(PROVIDED DATA)
****************************************

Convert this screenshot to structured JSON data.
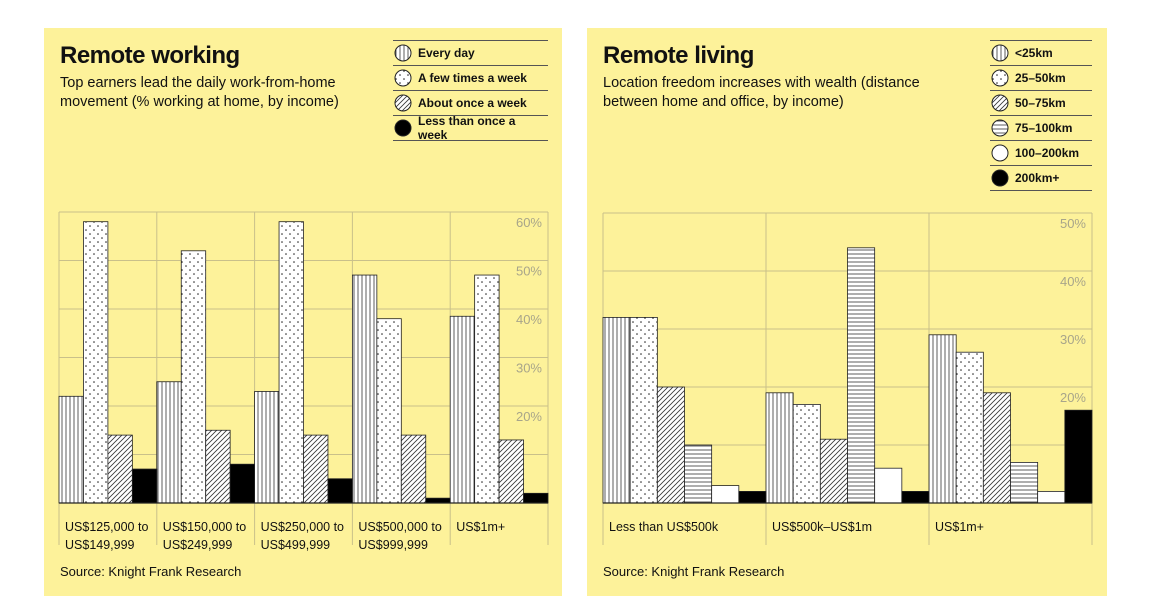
{
  "chart_data": [
    {
      "type": "bar",
      "title": "Remote working",
      "subtitle": "Top earners lead the daily work-from-home movement (% working at home, by income)",
      "source": "Source: Knight Frank Research",
      "categories": [
        [
          "US$125,000 to",
          "US$149,999"
        ],
        [
          "US$150,000 to",
          "US$249,999"
        ],
        [
          "US$250,000 to",
          "US$499,999"
        ],
        [
          "US$500,000 to",
          "US$999,999"
        ],
        [
          "US$1m+",
          ""
        ]
      ],
      "series": [
        {
          "name": "Every day",
          "pattern": "vertical",
          "values": [
            22,
            25,
            23,
            47,
            38.5
          ]
        },
        {
          "name": "A few times a week",
          "pattern": "dots",
          "values": [
            58,
            52,
            58,
            38,
            47
          ]
        },
        {
          "name": "About once a week",
          "pattern": "diagonal",
          "values": [
            14,
            15,
            14,
            14,
            13
          ]
        },
        {
          "name": "Less than once a week",
          "pattern": "solid",
          "values": [
            7,
            8,
            5,
            1,
            2
          ]
        }
      ],
      "ylim": [
        0,
        60
      ],
      "yticks": [
        "20%",
        "30%",
        "40%",
        "50%",
        "60%"
      ],
      "ytick_values": [
        20,
        30,
        40,
        50,
        60
      ],
      "grid": true,
      "legend": "top-right"
    },
    {
      "type": "bar",
      "title": "Remote living",
      "subtitle": "Location freedom increases with wealth (distance between home and office, by income)",
      "source": "Source: Knight Frank Research",
      "categories": [
        [
          "Less than US$500k",
          ""
        ],
        [
          "US$500k–US$1m",
          ""
        ],
        [
          "US$1m+",
          ""
        ]
      ],
      "series": [
        {
          "name": "<25km",
          "pattern": "vertical",
          "values": [
            32,
            19,
            29
          ]
        },
        {
          "name": "25–50km",
          "pattern": "dots",
          "values": [
            32,
            17,
            26
          ]
        },
        {
          "name": "50–75km",
          "pattern": "diagonal",
          "values": [
            20,
            11,
            19
          ]
        },
        {
          "name": "75–100km",
          "pattern": "horizontal",
          "values": [
            10,
            44,
            7
          ]
        },
        {
          "name": "100–200km",
          "pattern": "white",
          "values": [
            3,
            6,
            2
          ]
        },
        {
          "name": "200km+",
          "pattern": "solid",
          "values": [
            2,
            2,
            16
          ]
        }
      ],
      "ylim": [
        0,
        50
      ],
      "yticks": [
        "20%",
        "30%",
        "40%",
        "50%"
      ],
      "ytick_values": [
        20,
        30,
        40,
        50
      ],
      "grid": true,
      "legend": "top-right"
    }
  ],
  "colors": {
    "panel": "#fdf29a",
    "grid": "#c9c08a",
    "tick": "#a8a58a",
    "ink": "#111111"
  }
}
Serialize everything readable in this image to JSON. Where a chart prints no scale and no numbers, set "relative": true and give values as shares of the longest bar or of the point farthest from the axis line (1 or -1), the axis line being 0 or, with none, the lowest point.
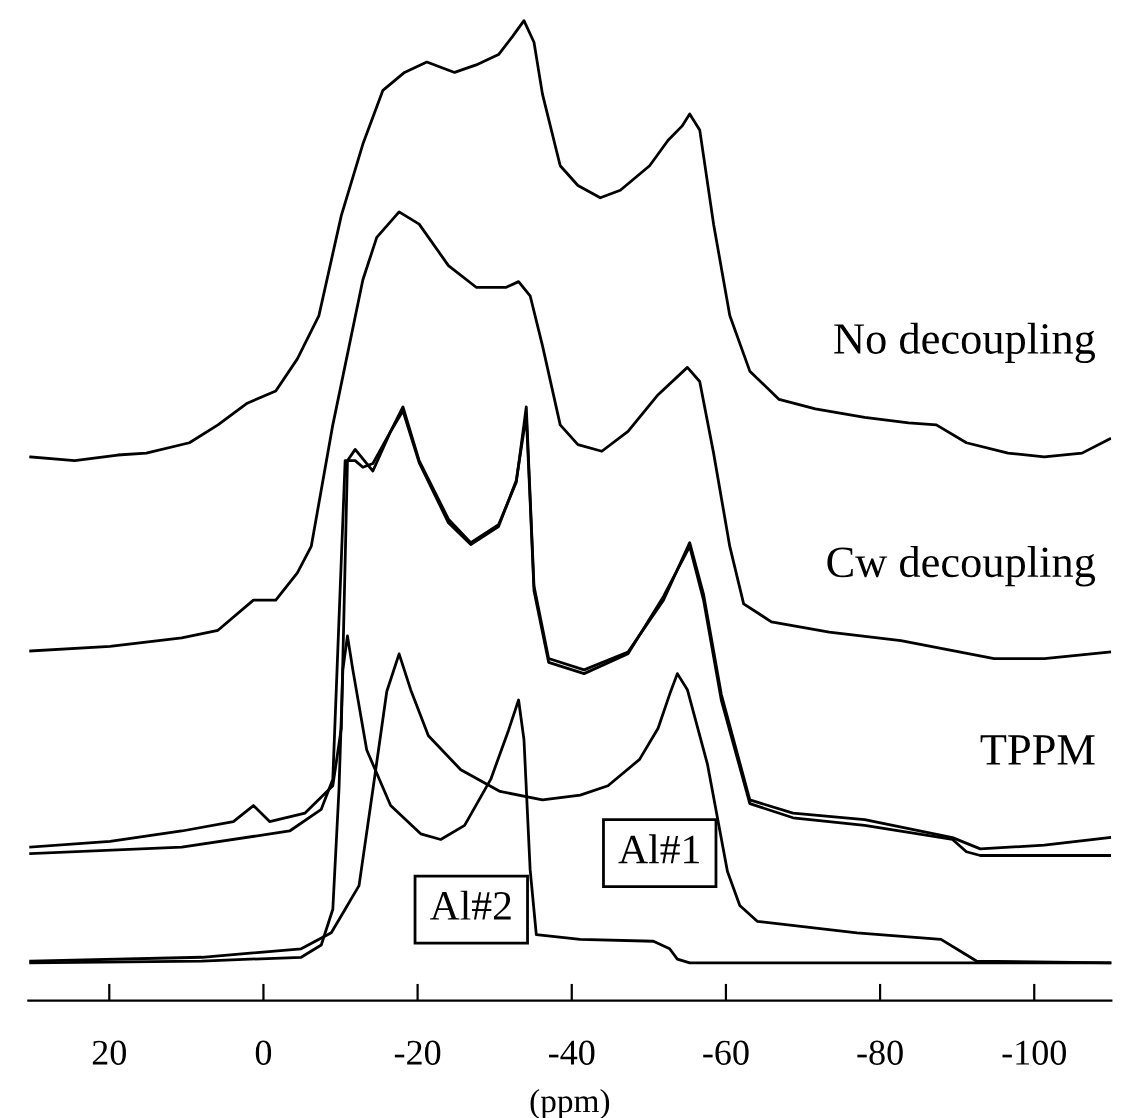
{
  "chart_data": {
    "type": "line",
    "relative": true,
    "xlabel": "(ppm)",
    "xlim": [
      30.5,
      -110
    ],
    "xticks": [
      20,
      0,
      -20,
      -40,
      -60,
      -80,
      -100
    ],
    "tick_labels": "x",
    "grid": false,
    "legend": false,
    "marker": "none",
    "line_style": "solid",
    "series": [
      {
        "name": "No decoupling",
        "color": "#000000",
        "x": [
          30.2,
          24.5,
          18.9,
          15.2,
          9.6,
          5.9,
          2.1,
          -1.6,
          -4.4,
          -7.2,
          -10.1,
          -12.9,
          -15.5,
          -18.3,
          -21.2,
          -24.8,
          -27.6,
          -30.5,
          -32.3,
          -33.8,
          -35.1,
          -36.2,
          -38.5,
          -40.8,
          -43.7,
          -46.3,
          -50.1,
          -52.5,
          -54.3,
          -55.3,
          -56.6,
          -58.4,
          -60.5,
          -63.1,
          -66.9,
          -71.6,
          -78.0,
          -83.7,
          -87.3,
          -91.2,
          -96.6,
          -101.3,
          -106.2,
          -109.8
        ],
        "values": [
          0.537,
          0.533,
          0.539,
          0.541,
          0.552,
          0.571,
          0.594,
          0.607,
          0.641,
          0.687,
          0.793,
          0.869,
          0.926,
          0.945,
          0.956,
          0.945,
          0.953,
          0.964,
          0.983,
          1.0,
          0.977,
          0.922,
          0.846,
          0.825,
          0.812,
          0.82,
          0.846,
          0.873,
          0.888,
          0.901,
          0.884,
          0.784,
          0.687,
          0.628,
          0.598,
          0.588,
          0.579,
          0.573,
          0.571,
          0.552,
          0.541,
          0.537,
          0.541,
          0.556
        ]
      },
      {
        "name": "Cw decoupling",
        "color": "#000000",
        "x": [
          30.2,
          19.9,
          10.6,
          5.9,
          1.3,
          -1.6,
          -4.4,
          -6.2,
          -9.0,
          -12.9,
          -14.7,
          -17.6,
          -20.2,
          -24.0,
          -27.6,
          -31.5,
          -33.1,
          -34.6,
          -36.2,
          -38.5,
          -40.8,
          -43.9,
          -47.3,
          -51.2,
          -55.0,
          -56.6,
          -58.4,
          -60.5,
          -62.3,
          -65.9,
          -73.4,
          -82.7,
          -94.8,
          -101.3,
          -109.8
        ],
        "values": [
          0.331,
          0.336,
          0.345,
          0.353,
          0.385,
          0.385,
          0.414,
          0.442,
          0.571,
          0.725,
          0.77,
          0.797,
          0.784,
          0.74,
          0.717,
          0.717,
          0.723,
          0.708,
          0.655,
          0.571,
          0.55,
          0.543,
          0.564,
          0.603,
          0.632,
          0.617,
          0.541,
          0.442,
          0.381,
          0.362,
          0.351,
          0.342,
          0.323,
          0.323,
          0.33
        ]
      },
      {
        "name": "TPPM",
        "color": "#000000",
        "x": [
          30.2,
          19.9,
          10.6,
          3.9,
          1.3,
          -0.8,
          -5.4,
          -9.0,
          -10.1,
          -10.9,
          -11.9,
          -14.2,
          -16.5,
          -18.1,
          -20.2,
          -24.0,
          -26.9,
          -30.5,
          -32.8,
          -34.1,
          -34.6,
          -35.1,
          -37.0,
          -41.6,
          -47.3,
          -51.9,
          -55.3,
          -57.1,
          -59.4,
          -63.1,
          -68.7,
          -78.0,
          -89.4,
          -93.0,
          -101.3,
          -109.8
        ],
        "values": [
          0.123,
          0.129,
          0.14,
          0.15,
          0.167,
          0.15,
          0.159,
          0.188,
          0.249,
          0.533,
          0.545,
          0.522,
          0.564,
          0.59,
          0.533,
          0.471,
          0.446,
          0.465,
          0.51,
          0.59,
          0.495,
          0.4,
          0.323,
          0.311,
          0.33,
          0.385,
          0.446,
          0.391,
          0.285,
          0.173,
          0.159,
          0.152,
          0.133,
          0.121,
          0.125,
          0.133
        ]
      },
      {
        "color": "#000000",
        "x": [
          30.2,
          10.6,
          -3.4,
          -7.5,
          -9.0,
          -10.6,
          -11.9,
          -12.9,
          -14.2,
          -16.5,
          -18.1,
          -20.2,
          -24.0,
          -26.9,
          -30.5,
          -32.8,
          -34.1,
          -34.6,
          -35.1,
          -37.0,
          -41.6,
          -47.3,
          -51.9,
          -55.3,
          -57.1,
          -59.4,
          -63.1,
          -68.7,
          -78.0,
          -89.4,
          -91.2,
          -93.0,
          -109.8
        ],
        "values": [
          0.116,
          0.123,
          0.14,
          0.163,
          0.195,
          0.533,
          0.533,
          0.526,
          0.53,
          0.564,
          0.586,
          0.531,
          0.467,
          0.444,
          0.463,
          0.512,
          0.581,
          0.49,
          0.395,
          0.319,
          0.307,
          0.328,
          0.389,
          0.442,
          0.385,
          0.279,
          0.169,
          0.154,
          0.146,
          0.131,
          0.118,
          0.114,
          0.114
        ]
      },
      {
        "color": "#000000",
        "x": [
          30.2,
          8.0,
          -4.9,
          -7.5,
          -9.0,
          -9.8,
          -10.3,
          -10.9,
          -11.6,
          -13.4,
          -16.5,
          -20.4,
          -23.0,
          -26.1,
          -29.5,
          -31.8,
          -33.1,
          -33.8,
          -34.6,
          -35.4,
          -41.1,
          -50.6,
          -52.7,
          -53.7,
          -55.3,
          -110.0
        ],
        "values": [
          0.0,
          0.002,
          0.006,
          0.019,
          0.057,
          0.184,
          0.311,
          0.347,
          0.311,
          0.226,
          0.167,
          0.137,
          0.131,
          0.146,
          0.195,
          0.247,
          0.279,
          0.237,
          0.099,
          0.03,
          0.025,
          0.023,
          0.015,
          0.004,
          0.0,
          0.0
        ]
      },
      {
        "color": "#000000",
        "x": [
          30.2,
          8.0,
          -4.9,
          -8.8,
          -10.6,
          -12.4,
          -14.2,
          -16.0,
          -17.6,
          -19.1,
          -21.4,
          -25.6,
          -30.7,
          -36.2,
          -41.1,
          -44.7,
          -48.8,
          -51.2,
          -52.7,
          -53.7,
          -55.0,
          -57.6,
          -60.2,
          -61.8,
          -64.1,
          -77.0,
          -87.9,
          -90.7,
          -92.5,
          -110.0
        ],
        "values": [
          0.002,
          0.006,
          0.015,
          0.032,
          0.057,
          0.082,
          0.184,
          0.288,
          0.328,
          0.29,
          0.241,
          0.205,
          0.182,
          0.173,
          0.178,
          0.188,
          0.216,
          0.249,
          0.285,
          0.307,
          0.29,
          0.211,
          0.097,
          0.061,
          0.044,
          0.032,
          0.025,
          0.011,
          0.002,
          0.0
        ]
      }
    ],
    "annotations": [
      "Al#2",
      "Al#1"
    ]
  }
}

****************************************

(GIVEN TASK)
From the listing above, copy every line that includes the word "week".

(RESPONSE BELOW)
          "name": "A few times a week",
          "name": "About once a week",
          "name": "Less than once a week",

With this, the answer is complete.